[WHAT THE TASK ASKS] Copy every line from the material below that holds "causes".

-- begin EXERCISE MATERIAL --

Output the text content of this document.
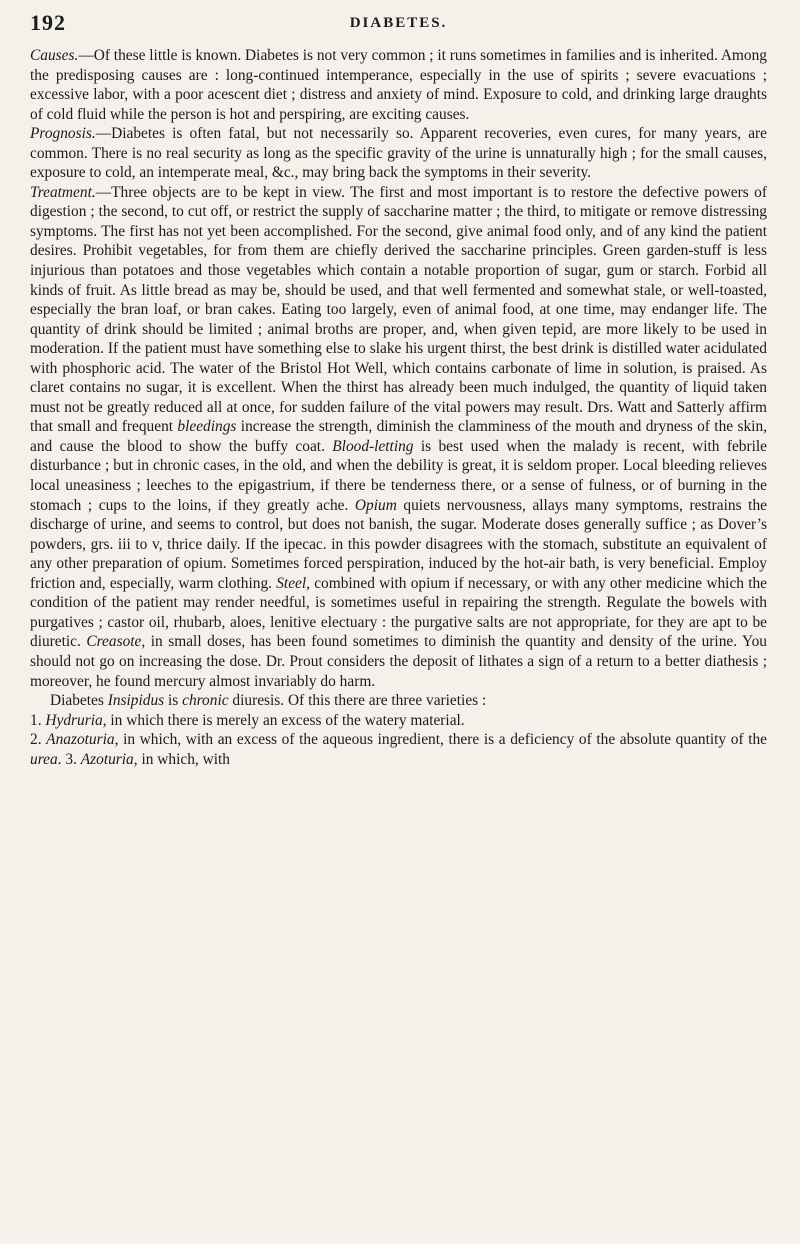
192	DIABETES.

Causes.—Of these little is known. Diabetes is not very common ; it runs sometimes in families and is inherited. Among the predisposing causes are : long-continued intemperance, especially in the use of spirits ; severe evacuations ; excessive labor, with a poor acescent diet ; distress and anxiety of mind. Exposure to cold, and drinking large draughts of cold fluid while the person is hot and perspiring, are exciting causes.

Prognosis.—Diabetes is often fatal, but not necessarily so. Apparent recoveries, even cures, for many years, are common. There is no real security as long as the specific gravity of the urine is unnaturally high ; for the small causes, exposure to cold, an intemperate meal, &c., may bring back the symptoms in their severity.

Treatment.—Three objects are to be kept in view. The first and most important is to restore the defective powers of digestion ; the second, to cut off, or restrict the supply of saccharine matter ; the third, to mitigate or remove distressing symptoms. The first has not yet been accomplished. For the second, give animal food only, and of any kind the patient desires. Prohibit vegetables, for from them are chiefly derived the saccharine principles. Green garden-stuff is less injurious than potatoes and those vegetables which contain a notable proportion of sugar, gum or starch. Forbid all kinds of fruit. As little bread as may be, should be used, and that well fermented and somewhat stale, or well-toasted, especially the bran loaf, or bran cakes. Eating too largely, even of animal food, at one time, may endanger life. The quantity of drink should be limited ; animal broths are proper, and, when given tepid, are more likely to be used in moderation. If the patient must have something else to slake his urgent thirst, the best drink is distilled water acidulated with phosphoric acid. The water of the Bristol Hot Well, which contains carbonate of lime in solution, is praised. As claret contains no sugar, it is excellent. When the thirst has already been much indulged, the quantity of liquid taken must not be greatly reduced all at once, for sudden failure of the vital powers may result. Drs. Watt and Satterly affirm that small and frequent bleedings increase the strength, diminish the clamminess of the mouth and dryness of the skin, and cause the blood to show the buffy coat. Blood-letting is best used when the malady is recent, with febrile disturbance ; but in chronic cases, in the old, and when the debility is great, it is seldom proper. Local bleeding relieves local uneasiness ; leeches to the epigastrium, if there be tenderness there, or a sense of fulness, or of burning in the stomach ; cups to the loins, if they greatly ache. Opium quiets nervousness, allays many symptoms, restrains the discharge of urine, and seems to control, but does not banish, the sugar. Moderate doses generally suffice ; as Dover’s powders, grs. iii to v, thrice daily. If the ipecac. in this powder disagrees with the stomach, substitute an equivalent of any other preparation of opium. Sometimes forced perspiration, induced by the hot-air bath, is very beneficial. Employ friction and, especially, warm clothing. Steel, combined with opium if necessary, or with any other medicine which the condition of the patient may render needful, is sometimes useful in repairing the strength. Regulate the bowels with purgatives ; castor oil, rhubarb, aloes, lenitive electuary : the purgative salts are not appropriate, for they are apt to be diuretic. Creasote, in small doses, has been found sometimes to diminish the quantity and density of the urine. You should not go on increasing the dose. Dr. Prout considers the deposit of lithates a sign of a return to a better diathesis ; moreover, he found mercury almost invariably do harm.

Diabetes Insipidus is chronic diuresis. Of this there are three varieties :

1. Hydruria, in which there is merely an excess of the watery material.
2. Anazoturia, in which, with an excess of the aqueous ingredient, there is a deficiency of the absolute quantity of the urea. 3. Azoturia, in which, with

-- end EXERCISE MATERIAL --

[WRITTEN REPLY]
Causes.—Of these little is known. Diabetes is not very common ; it runs sometimes in families and is inherited. Among the predisposing causes are : long-continued intemperance, especially in the use of spirits ; severe evacuations ; excessive labor, with a poor acescent diet ; distress and anxiety of mind. Exposure to cold, and drinking large draughts of cold fluid while the person is hot and perspiring, are exciting causes.
Prognosis.—Diabetes is often fatal, but not necessarily so. Apparent recoveries, even cures, for many years, are common. There is no real security as long as the specific gravity of the urine is unnaturally high ; for the small causes, exposure to cold, an intemperate meal, &c., may bring back the symptoms in their severity.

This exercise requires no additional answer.